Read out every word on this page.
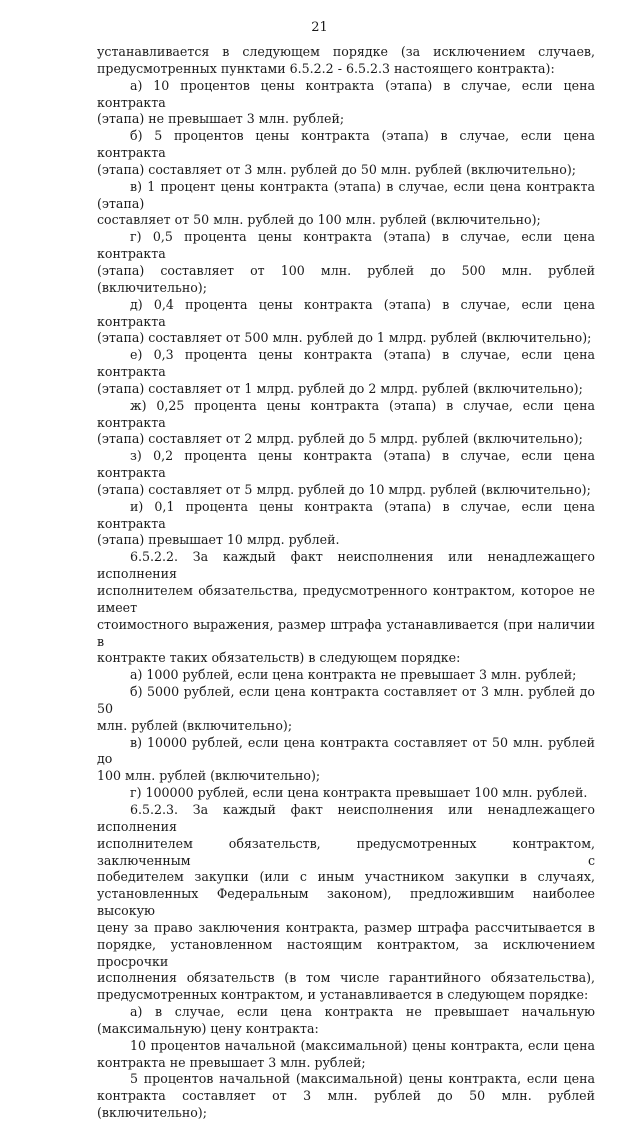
21

устанавливается в следующем порядке (за исключением случаев,

предусмотренных пунктами 6.5.2.2 - 6.5.2.3 настоящего контракта):

а) 10 процентов цены контракта (этапа) в случае, если цена контракта

(этапа) не превышает 3 млн. рублей;

б) 5 процентов цены контракта (этапа) в случае, если цена контракта

(этапа) составляет от 3 млн. рублей до 50 млн. рублей (включительно);

в) 1 процент цены контракта (этапа) в случае, если цена контракта (этапа)

составляет от 50 млн. рублей до 100 млн. рублей (включительно);

г) 0,5 процента цены контракта (этапа) в случае, если цена контракта

(этапа) составляет от 100 млн. рублей до 500 млн. рублей (включительно);

д) 0,4 процента цены контракта (этапа) в случае, если цена контракта

(этапа) составляет от 500 млн. рублей до 1 млрд. рублей (включительно);

е) 0,3 процента цены контракта (этапа) в случае, если цена контракта

(этапа) составляет от 1 млрд. рублей до 2 млрд. рублей (включительно);

ж) 0,25 процента цены контракта (этапа) в случае, если цена контракта

(этапа) составляет от 2 млрд. рублей до 5 млрд. рублей (включительно);

з) 0,2 процента цены контракта (этапа) в случае, если цена контракта

(этапа) составляет от 5 млрд. рублей до 10 млрд. рублей (включительно);

и) 0,1 процента цены контракта (этапа) в случае, если цена контракта

(этапа) превышает 10 млрд. рублей.

6.5.2.2. За каждый факт неисполнения или ненадлежащего исполнения

исполнителем обязательства, предусмотренного контрактом, которое не имеет

стоимостного выражения, размер штрафа устанавливается (при наличии в

контракте таких обязательств) в следующем порядке:

а) 1000 рублей, если цена контракта не превышает 3 млн. рублей;

б) 5000 рублей, если цена контракта составляет от 3 млн. рублей до 50

млн. рублей (включительно);

в) 10000 рублей, если цена контракта составляет от 50 млн. рублей до

100 млн. рублей (включительно);

г) 100000 рублей, если цена контракта превышает 100 млн. рублей.

6.5.2.3. За каждый факт неисполнения или ненадлежащего исполнения

исполнителем обязательств, предусмотренных контрактом, заключенным с

победителем закупки (или с иным участником закупки в случаях,

установленных Федеральным законом), предложившим наиболее высокую

цену за право заключения контракта, размер штрафа рассчитывается в

порядке, установленном настоящим контрактом, за исключением просрочки

исполнения обязательств (в том числе гарантийного обязательства),

предусмотренных контрактом, и устанавливается в следующем порядке:

а) в случае, если цена контракта не превышает начальную

(максимальную) цену контракта:

10 процентов начальной (максимальной) цены контракта, если цена

контракта не превышает 3 млн. рублей;

5 процентов начальной (максимальной) цены контракта, если цена

контракта составляет от 3 млн. рублей до 50 млн. рублей (включительно);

□ □ □ □

Challenge: Write out each entry exactly as given, but skip the pictures.

Solution:
Read out every word on this page.
21

устанавливается в следующем порядке (за исключением случаев,

предусмотренных пунктами 6.5.2.2 - 6.5.2.3 настоящего контракта):

а) 10 процентов цены контракта (этапа) в случае, если цена контракта

(этапа) не превышает 3 млн. рублей;

б) 5 процентов цены контракта (этапа) в случае, если цена контракта

(этапа) составляет от 3 млн. рублей до 50 млн. рублей (включительно);

в) 1 процент цены контракта (этапа) в случае, если цена контракта (этапа)

составляет от 50 млн. рублей до 100 млн. рублей (включительно);

г) 0,5 процента цены контракта (этапа) в случае, если цена контракта

(этапа) составляет от 100 млн. рублей до 500 млн. рублей (включительно);

д) 0,4 процента цены контракта (этапа) в случае, если цена контракта

(этапа) составляет от 500 млн. рублей до 1 млрд. рублей (включительно);

е) 0,3 процента цены контракта (этапа) в случае, если цена контракта

(этапа) составляет от 1 млрд. рублей до 2 млрд. рублей (включительно);

ж) 0,25 процента цены контракта (этапа) в случае, если цена контракта

(этапа) составляет от 2 млрд. рублей до 5 млрд. рублей (включительно);

з) 0,2 процента цены контракта (этапа) в случае, если цена контракта

(этапа) составляет от 5 млрд. рублей до 10 млрд. рублей (включительно);

и) 0,1 процента цены контракта (этапа) в случае, если цена контракта

(этапа) превышает 10 млрд. рублей.

6.5.2.2. За каждый факт неисполнения или ненадлежащего исполнения

исполнителем обязательства, предусмотренного контрактом, которое не имеет

стоимостного выражения, размер штрафа устанавливается (при наличии в

контракте таких обязательств) в следующем порядке:

а) 1000 рублей, если цена контракта не превышает 3 млн. рублей;

б) 5000 рублей, если цена контракта составляет от 3 млн. рублей до 50

млн. рублей (включительно);

в) 10000 рублей, если цена контракта составляет от 50 млн. рублей до

100 млн. рублей (включительно);

г) 100000 рублей, если цена контракта превышает 100 млн. рублей.

6.5.2.3. За каждый факт неисполнения или ненадлежащего исполнения

исполнителем обязательств, предусмотренных контрактом, заключенным с

победителем закупки (или с иным участником закупки в случаях,

установленных Федеральным законом), предложившим наиболее высокую

цену за право заключения контракта, размер штрафа рассчитывается в

порядке, установленном настоящим контрактом, за исключением просрочки

исполнения обязательств (в том числе гарантийного обязательства),

предусмотренных контрактом, и устанавливается в следующем порядке:

а) в случае, если цена контракта не превышает начальную

(максимальную) цену контракта:

10 процентов начальной (максимальной) цены контракта, если цена

контракта не превышает 3 млн. рублей;

5 процентов начальной (максимальной) цены контракта, если цена

контракта составляет от 3 млн. рублей до 50 млн. рублей (включительно);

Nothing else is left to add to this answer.